Requirement
Find the lines below that contain the string "text". Copy each one.

Input
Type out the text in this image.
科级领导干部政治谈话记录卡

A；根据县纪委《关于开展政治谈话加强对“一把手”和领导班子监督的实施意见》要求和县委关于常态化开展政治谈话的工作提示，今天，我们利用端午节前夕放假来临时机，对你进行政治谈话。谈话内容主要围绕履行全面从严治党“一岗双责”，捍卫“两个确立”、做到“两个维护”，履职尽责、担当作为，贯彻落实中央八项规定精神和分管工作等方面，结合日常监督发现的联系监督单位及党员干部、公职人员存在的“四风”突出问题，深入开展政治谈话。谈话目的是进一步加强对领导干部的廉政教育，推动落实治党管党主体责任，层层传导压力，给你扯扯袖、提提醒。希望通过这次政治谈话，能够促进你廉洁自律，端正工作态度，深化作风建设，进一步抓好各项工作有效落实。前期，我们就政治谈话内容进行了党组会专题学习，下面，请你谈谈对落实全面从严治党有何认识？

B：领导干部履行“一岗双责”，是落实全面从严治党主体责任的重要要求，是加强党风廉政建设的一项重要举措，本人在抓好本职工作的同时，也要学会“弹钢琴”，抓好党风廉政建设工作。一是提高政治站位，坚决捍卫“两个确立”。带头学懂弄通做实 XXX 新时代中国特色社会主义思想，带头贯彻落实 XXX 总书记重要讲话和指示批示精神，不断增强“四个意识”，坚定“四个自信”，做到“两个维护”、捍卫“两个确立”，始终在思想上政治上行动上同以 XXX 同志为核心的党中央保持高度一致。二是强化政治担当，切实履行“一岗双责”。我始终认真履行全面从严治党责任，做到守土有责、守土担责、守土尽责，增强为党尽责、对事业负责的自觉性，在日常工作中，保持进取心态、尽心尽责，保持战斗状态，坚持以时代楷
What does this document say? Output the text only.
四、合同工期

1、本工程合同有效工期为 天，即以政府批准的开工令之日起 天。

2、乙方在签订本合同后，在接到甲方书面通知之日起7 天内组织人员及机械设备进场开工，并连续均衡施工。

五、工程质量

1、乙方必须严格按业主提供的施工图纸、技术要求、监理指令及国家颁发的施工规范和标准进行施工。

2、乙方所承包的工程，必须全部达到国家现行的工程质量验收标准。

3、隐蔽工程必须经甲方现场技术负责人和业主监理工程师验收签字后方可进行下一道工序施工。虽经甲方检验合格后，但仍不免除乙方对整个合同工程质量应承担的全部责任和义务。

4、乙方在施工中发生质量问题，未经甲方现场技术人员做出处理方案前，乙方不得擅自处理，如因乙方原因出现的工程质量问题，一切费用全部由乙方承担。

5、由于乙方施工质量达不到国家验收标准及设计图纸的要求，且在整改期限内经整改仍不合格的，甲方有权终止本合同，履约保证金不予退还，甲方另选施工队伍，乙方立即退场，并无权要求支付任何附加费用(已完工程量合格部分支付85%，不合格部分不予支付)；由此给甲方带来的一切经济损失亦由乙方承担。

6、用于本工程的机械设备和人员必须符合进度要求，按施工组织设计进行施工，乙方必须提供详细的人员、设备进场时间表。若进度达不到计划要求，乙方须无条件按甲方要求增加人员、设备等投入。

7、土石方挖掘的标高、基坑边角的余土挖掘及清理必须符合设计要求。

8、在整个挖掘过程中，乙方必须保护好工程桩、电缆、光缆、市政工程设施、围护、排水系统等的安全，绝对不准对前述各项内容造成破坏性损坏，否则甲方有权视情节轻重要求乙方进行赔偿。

Written solution
Type out the text in this image.
What does this document say? Output the text only.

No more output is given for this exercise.